(Dataset excerpts)
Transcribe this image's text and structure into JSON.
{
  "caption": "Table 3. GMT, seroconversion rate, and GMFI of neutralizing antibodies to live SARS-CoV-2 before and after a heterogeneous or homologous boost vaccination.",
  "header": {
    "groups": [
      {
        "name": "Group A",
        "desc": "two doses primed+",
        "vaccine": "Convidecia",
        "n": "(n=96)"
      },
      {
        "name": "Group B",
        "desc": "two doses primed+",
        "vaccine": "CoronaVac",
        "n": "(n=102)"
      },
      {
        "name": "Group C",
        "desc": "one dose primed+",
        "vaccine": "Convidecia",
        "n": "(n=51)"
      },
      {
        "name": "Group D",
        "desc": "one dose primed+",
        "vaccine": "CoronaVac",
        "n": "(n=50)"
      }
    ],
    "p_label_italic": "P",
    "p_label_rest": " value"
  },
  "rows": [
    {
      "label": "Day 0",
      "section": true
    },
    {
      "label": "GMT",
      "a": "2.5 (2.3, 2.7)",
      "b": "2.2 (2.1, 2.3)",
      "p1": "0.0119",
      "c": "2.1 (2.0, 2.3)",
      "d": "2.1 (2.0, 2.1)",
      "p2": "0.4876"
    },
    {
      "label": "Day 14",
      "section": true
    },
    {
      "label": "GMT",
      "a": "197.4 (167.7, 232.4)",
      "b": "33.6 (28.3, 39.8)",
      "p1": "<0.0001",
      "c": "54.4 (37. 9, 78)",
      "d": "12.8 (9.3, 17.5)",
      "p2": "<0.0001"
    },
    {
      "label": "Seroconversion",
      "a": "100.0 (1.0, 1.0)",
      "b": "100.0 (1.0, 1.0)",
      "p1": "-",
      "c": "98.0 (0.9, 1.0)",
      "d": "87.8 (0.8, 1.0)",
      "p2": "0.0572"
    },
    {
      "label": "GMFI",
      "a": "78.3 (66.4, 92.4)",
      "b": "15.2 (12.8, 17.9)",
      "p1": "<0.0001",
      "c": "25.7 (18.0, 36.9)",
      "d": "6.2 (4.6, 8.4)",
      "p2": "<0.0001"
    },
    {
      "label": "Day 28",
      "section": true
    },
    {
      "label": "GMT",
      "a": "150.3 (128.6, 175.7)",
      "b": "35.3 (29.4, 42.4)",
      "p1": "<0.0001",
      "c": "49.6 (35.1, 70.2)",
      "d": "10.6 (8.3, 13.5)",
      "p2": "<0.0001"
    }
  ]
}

EXERCISE INSTRUCTIONS: Pick out every line above that holds the word "GMFI" and copy it.

TASK RESULT:
  "caption": "Table 3. GMT, seroconversion rate, and GMFI of neutralizing antibodies to live SARS-CoV-2 before and after a heterogeneous or homologous boost vaccination.",
      "label": "GMFI",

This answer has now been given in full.